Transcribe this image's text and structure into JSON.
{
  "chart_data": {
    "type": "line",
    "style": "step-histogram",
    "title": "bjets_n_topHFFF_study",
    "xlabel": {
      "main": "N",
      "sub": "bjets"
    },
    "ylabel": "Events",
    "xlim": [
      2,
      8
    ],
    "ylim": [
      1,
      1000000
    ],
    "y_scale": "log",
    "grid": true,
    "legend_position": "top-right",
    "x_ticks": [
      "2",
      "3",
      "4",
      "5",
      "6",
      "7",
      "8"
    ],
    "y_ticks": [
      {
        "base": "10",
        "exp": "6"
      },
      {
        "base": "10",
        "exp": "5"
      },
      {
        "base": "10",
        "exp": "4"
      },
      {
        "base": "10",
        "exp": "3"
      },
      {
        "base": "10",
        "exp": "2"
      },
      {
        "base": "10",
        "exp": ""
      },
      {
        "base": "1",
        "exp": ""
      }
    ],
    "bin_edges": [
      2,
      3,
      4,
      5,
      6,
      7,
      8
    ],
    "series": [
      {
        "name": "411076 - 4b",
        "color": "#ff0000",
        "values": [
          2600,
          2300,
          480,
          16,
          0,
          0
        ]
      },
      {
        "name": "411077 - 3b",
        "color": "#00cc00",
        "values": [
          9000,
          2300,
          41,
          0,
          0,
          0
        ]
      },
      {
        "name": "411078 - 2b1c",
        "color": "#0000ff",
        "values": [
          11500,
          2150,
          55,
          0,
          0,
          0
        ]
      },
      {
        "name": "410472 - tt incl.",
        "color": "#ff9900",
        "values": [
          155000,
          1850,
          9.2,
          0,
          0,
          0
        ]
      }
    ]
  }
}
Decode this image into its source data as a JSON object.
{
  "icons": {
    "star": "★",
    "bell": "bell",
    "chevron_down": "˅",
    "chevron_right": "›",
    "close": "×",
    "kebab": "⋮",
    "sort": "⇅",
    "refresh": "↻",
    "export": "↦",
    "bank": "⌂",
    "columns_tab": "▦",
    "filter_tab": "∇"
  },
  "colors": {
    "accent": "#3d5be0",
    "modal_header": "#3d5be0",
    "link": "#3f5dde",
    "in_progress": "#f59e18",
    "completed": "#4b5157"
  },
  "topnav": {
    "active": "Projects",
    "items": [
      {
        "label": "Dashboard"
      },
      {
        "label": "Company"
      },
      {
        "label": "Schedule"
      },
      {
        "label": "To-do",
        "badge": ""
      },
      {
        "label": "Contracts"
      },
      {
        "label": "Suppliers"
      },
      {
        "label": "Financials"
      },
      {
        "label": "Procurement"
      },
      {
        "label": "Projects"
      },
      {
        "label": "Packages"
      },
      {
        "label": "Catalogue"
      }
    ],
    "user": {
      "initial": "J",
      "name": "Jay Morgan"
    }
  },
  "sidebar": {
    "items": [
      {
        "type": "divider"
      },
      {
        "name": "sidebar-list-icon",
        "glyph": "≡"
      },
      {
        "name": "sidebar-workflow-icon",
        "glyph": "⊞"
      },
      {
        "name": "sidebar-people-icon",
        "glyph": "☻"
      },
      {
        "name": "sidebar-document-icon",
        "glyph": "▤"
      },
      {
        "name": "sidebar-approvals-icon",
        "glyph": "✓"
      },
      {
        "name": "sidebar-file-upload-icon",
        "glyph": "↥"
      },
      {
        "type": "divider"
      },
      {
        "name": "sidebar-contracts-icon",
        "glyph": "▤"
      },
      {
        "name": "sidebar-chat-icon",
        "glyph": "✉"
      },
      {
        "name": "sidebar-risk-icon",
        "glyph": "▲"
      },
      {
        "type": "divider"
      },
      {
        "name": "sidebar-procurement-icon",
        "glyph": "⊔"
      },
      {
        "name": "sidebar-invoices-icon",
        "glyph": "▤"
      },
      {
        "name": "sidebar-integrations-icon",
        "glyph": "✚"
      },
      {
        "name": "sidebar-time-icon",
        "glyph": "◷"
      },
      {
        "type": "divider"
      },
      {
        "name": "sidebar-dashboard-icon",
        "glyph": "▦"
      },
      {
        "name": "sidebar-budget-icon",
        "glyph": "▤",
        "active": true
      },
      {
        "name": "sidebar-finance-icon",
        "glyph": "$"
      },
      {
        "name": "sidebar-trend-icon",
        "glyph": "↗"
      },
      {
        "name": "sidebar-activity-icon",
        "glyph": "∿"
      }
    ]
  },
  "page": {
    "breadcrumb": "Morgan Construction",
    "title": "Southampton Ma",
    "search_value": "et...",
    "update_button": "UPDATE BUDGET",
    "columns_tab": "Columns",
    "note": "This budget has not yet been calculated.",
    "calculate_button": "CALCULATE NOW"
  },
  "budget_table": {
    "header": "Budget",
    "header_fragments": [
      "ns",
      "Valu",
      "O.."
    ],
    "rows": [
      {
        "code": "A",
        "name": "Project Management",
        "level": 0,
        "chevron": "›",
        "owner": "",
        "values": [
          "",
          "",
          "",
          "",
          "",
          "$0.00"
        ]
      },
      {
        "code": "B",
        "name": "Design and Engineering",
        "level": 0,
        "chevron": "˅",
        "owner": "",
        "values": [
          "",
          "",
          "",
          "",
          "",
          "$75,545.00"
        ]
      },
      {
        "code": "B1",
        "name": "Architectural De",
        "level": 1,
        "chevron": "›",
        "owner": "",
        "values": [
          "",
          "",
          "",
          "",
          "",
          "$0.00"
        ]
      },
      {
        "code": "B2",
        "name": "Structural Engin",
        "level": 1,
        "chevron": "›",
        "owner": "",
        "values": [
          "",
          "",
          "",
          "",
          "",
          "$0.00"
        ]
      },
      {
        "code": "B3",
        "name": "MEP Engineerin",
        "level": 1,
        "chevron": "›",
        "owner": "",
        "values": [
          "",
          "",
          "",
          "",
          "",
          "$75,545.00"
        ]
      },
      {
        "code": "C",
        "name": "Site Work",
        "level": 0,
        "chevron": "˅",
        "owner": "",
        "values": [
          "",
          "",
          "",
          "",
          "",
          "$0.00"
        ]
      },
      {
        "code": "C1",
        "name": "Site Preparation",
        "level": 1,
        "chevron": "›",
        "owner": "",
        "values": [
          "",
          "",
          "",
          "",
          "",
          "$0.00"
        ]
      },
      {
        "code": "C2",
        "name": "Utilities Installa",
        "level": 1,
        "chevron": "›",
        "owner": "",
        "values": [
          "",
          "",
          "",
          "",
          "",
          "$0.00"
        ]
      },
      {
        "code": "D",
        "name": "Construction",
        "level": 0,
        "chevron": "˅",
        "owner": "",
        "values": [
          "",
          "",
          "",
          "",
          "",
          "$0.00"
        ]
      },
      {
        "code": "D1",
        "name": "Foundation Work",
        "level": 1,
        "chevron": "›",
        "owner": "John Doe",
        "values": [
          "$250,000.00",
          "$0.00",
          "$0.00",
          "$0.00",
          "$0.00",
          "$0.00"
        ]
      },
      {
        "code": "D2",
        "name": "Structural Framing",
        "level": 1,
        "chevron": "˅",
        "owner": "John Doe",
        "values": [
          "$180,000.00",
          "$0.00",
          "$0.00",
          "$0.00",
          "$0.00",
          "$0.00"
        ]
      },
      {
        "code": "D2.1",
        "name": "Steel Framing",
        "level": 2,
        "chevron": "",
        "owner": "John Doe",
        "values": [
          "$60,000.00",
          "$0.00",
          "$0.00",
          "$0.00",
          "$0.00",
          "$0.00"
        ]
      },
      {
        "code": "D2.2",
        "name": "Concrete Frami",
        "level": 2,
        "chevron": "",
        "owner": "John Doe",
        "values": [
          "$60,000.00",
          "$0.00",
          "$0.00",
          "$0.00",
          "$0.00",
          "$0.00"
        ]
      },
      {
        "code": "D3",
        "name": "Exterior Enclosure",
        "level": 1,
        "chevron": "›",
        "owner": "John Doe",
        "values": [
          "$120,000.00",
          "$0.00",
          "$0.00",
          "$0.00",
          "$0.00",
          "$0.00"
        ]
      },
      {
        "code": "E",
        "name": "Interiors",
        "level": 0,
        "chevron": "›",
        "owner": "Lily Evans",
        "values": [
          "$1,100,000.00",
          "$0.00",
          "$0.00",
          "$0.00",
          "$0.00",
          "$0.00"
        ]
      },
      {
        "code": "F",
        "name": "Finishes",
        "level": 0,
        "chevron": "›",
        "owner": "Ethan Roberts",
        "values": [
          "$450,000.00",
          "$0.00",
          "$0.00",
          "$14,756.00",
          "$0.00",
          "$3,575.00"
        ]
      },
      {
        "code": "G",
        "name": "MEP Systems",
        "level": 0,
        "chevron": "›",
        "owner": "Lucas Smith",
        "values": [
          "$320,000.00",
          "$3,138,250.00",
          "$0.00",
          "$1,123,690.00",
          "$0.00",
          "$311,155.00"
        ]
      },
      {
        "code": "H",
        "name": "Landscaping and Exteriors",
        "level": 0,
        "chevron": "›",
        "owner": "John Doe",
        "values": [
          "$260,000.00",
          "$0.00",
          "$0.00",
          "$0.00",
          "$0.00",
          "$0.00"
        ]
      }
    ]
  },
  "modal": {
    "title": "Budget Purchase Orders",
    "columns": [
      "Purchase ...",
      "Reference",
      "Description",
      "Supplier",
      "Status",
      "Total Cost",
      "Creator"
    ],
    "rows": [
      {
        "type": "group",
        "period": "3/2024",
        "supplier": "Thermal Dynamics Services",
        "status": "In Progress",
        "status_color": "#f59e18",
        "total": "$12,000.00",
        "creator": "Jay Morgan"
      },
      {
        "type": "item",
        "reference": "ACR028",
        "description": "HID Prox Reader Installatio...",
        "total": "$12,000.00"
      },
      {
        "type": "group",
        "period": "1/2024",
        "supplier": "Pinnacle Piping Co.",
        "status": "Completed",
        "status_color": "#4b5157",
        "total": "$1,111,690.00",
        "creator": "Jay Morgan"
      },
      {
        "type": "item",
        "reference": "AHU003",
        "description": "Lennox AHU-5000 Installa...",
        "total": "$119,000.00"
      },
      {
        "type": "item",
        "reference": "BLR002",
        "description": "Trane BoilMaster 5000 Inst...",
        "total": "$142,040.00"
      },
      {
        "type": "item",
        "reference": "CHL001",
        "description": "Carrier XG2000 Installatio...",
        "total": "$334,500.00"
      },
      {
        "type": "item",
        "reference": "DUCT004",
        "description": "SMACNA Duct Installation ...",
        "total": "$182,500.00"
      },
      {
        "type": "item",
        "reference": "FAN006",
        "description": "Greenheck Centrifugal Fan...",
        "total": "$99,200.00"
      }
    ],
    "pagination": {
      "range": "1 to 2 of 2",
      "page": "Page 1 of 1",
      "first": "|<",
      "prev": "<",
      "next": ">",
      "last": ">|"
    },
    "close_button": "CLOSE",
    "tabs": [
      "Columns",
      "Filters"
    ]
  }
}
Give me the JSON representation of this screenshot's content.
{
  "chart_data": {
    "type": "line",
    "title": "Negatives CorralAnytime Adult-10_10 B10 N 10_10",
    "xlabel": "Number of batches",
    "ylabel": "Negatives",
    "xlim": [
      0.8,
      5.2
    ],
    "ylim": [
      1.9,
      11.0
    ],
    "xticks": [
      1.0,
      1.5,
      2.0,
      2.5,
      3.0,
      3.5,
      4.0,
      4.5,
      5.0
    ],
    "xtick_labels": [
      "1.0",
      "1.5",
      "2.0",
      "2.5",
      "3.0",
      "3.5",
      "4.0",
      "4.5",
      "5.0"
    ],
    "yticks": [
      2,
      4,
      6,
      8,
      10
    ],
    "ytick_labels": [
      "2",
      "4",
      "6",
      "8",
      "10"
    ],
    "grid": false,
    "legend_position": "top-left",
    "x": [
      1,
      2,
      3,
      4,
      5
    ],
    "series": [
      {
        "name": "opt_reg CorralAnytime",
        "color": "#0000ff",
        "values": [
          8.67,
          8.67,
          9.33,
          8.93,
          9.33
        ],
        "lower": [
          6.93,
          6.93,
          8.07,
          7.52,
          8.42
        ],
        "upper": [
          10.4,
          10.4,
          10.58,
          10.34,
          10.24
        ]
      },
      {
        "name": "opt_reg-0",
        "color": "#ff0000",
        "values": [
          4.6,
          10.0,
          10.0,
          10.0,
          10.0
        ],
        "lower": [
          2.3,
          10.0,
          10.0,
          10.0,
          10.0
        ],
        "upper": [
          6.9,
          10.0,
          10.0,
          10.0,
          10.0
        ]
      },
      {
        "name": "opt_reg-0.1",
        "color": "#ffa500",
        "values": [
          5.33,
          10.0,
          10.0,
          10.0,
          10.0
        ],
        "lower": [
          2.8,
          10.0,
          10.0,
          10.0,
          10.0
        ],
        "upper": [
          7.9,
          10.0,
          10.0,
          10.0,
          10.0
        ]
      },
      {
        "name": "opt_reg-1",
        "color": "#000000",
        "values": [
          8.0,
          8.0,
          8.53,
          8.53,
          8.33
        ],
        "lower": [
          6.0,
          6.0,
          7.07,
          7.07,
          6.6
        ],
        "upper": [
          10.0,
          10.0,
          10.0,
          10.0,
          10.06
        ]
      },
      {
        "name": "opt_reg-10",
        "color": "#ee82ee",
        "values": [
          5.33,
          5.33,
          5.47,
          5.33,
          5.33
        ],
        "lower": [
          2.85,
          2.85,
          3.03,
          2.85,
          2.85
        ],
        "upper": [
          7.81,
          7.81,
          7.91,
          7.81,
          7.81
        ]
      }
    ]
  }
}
______
→ **INSTRUCTIONS TO FOLLOW**
Check every line of the data above for the string "image", and copy those that have it.

→ **RESPONSE TO THE TASK**
Transcribe this image's text and structure into JSON.
Decode this image into its source data as a JSON object.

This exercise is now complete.